**The exercise**:
Below is a listing; write it out exactly and drop any images from it.
— START Record excerpts —
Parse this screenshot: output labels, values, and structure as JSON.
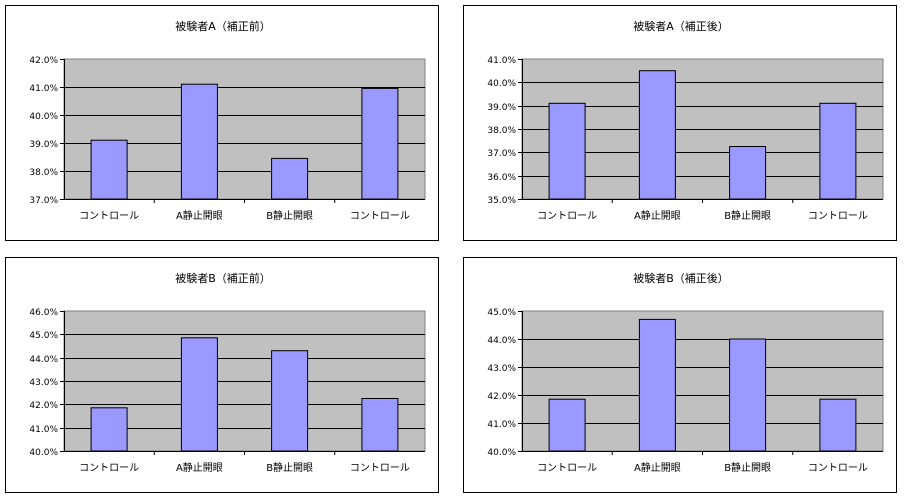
{
  "chart_data": [
    {
      "type": "bar",
      "title": "被験者A（補正前）",
      "categories": [
        "コントロール",
        "A静止開眼",
        "B静止開眼",
        "コントロール"
      ],
      "values": [
        39.1,
        41.1,
        38.45,
        40.95
      ],
      "ylim": [
        37.0,
        42.0
      ],
      "yticks": [
        "37.0%",
        "38.0%",
        "39.0%",
        "40.0%",
        "41.0%",
        "42.0%"
      ],
      "grid": true,
      "legend": "none",
      "colors": {
        "bar": "#9999ff",
        "plot_bg": "#c0c0c0"
      }
    },
    {
      "type": "bar",
      "title": "被験者A（補正後）",
      "categories": [
        "コントロール",
        "A静止開眼",
        "B静止開眼",
        "コントロール"
      ],
      "values": [
        39.1,
        40.5,
        37.25,
        39.1
      ],
      "ylim": [
        35.0,
        41.0
      ],
      "yticks": [
        "35.0%",
        "36.0%",
        "37.0%",
        "38.0%",
        "39.0%",
        "40.0%",
        "41.0%"
      ],
      "grid": true,
      "legend": "none",
      "colors": {
        "bar": "#9999ff",
        "plot_bg": "#c0c0c0"
      }
    },
    {
      "type": "bar",
      "title": "被験者B（補正前）",
      "categories": [
        "コントロール",
        "A静止開眼",
        "B静止開眼",
        "コントロール"
      ],
      "values": [
        41.85,
        44.85,
        44.3,
        42.25
      ],
      "ylim": [
        40.0,
        46.0
      ],
      "yticks": [
        "40.0%",
        "41.0%",
        "42.0%",
        "43.0%",
        "44.0%",
        "45.0%",
        "46.0%"
      ],
      "grid": true,
      "legend": "none",
      "colors": {
        "bar": "#9999ff",
        "plot_bg": "#c0c0c0"
      }
    },
    {
      "type": "bar",
      "title": "被験者B（補正後）",
      "categories": [
        "コントロール",
        "A静止開眼",
        "B静止開眼",
        "コントロール"
      ],
      "values": [
        41.85,
        44.7,
        44.0,
        41.85
      ],
      "ylim": [
        40.0,
        45.0
      ],
      "yticks": [
        "40.0%",
        "41.0%",
        "42.0%",
        "43.0%",
        "44.0%",
        "45.0%"
      ],
      "grid": true,
      "legend": "none",
      "colors": {
        "bar": "#9999ff",
        "plot_bg": "#c0c0c0"
      }
    }
  ]
}
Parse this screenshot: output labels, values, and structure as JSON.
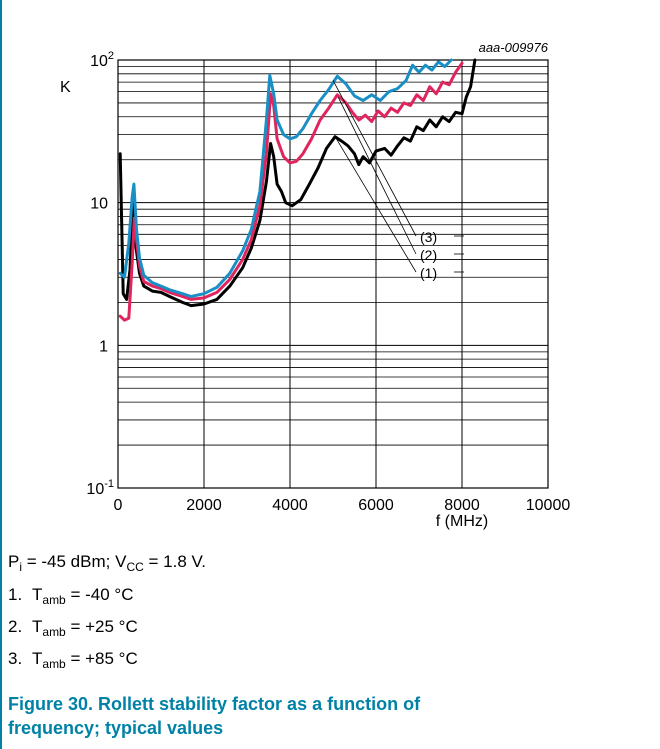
— END Record excerpts —
**Exercise response**:
Parse this screenshot: output labels, values, and structure as JSON.
{
  "chart_data": [
    {
      "type": "bar",
      "title": "被験者A（補正前）",
      "categories": [
        "コントロール",
        "A静止開眼",
        "B静止開眼",
        "コントロール"
      ],
      "values": [
        39.1,
        41.1,
        38.45,
        40.95
      ],
      "ylim": [
        37.0,
        42.0
      ],
      "yticks": [
        "37.0%",
        "38.0%",
        "39.0%",
        "40.0%",
        "41.0%",
        "42.0%"
      ],
      "grid": true,
      "legend": "none",
      "colors": {
        "bar": "#9999ff",
        "plot_bg": "#c0c0c0"
      }
    },
    {
      "type": "bar",
      "title": "被験者A（補正後）",
      "categories": [
        "コントロール",
        "A静止開眼",
        "B静止開眼",
        "コントロール"
      ],
      "values": [
        39.1,
        40.5,
        37.25,
        39.1
      ],
      "ylim": [
        35.0,
        41.0
      ],
      "yticks": [
        "35.0%",
        "36.0%",
        "37.0%",
        "38.0%",
        "39.0%",
        "40.0%",
        "41.0%"
      ],
      "grid": true,
      "legend": "none",
      "colors": {
        "bar": "#9999ff",
        "plot_bg": "#c0c0c0"
      }
    },
    {
      "type": "bar",
      "title": "被験者B（補正前）",
      "categories": [
        "コントロール",
        "A静止開眼",
        "B静止開眼",
        "コントロール"
      ],
      "values": [
        41.85,
        44.85,
        44.3,
        42.25
      ],
      "ylim": [
        40.0,
        46.0
      ],
      "yticks": [
        "40.0%",
        "41.0%",
        "42.0%",
        "43.0%",
        "44.0%",
        "45.0%",
        "46.0%"
      ],
      "grid": true,
      "legend": "none",
      "colors": {
        "bar": "#9999ff",
        "plot_bg": "#c0c0c0"
      }
    },
    {
      "type": "bar",
      "title": "被験者B（補正後）",
      "categories": [
        "コントロール",
        "A静止開眼",
        "B静止開眼",
        "コントロール"
      ],
      "values": [
        41.85,
        44.7,
        44.0,
        41.85
      ],
      "ylim": [
        40.0,
        45.0
      ],
      "yticks": [
        "40.0%",
        "41.0%",
        "42.0%",
        "43.0%",
        "44.0%",
        "45.0%"
      ],
      "grid": true,
      "legend": "none",
      "colors": {
        "bar": "#9999ff",
        "plot_bg": "#c0c0c0"
      }
    }
  ]
}
Parse this screenshot: output labels, values, and structure as JSON.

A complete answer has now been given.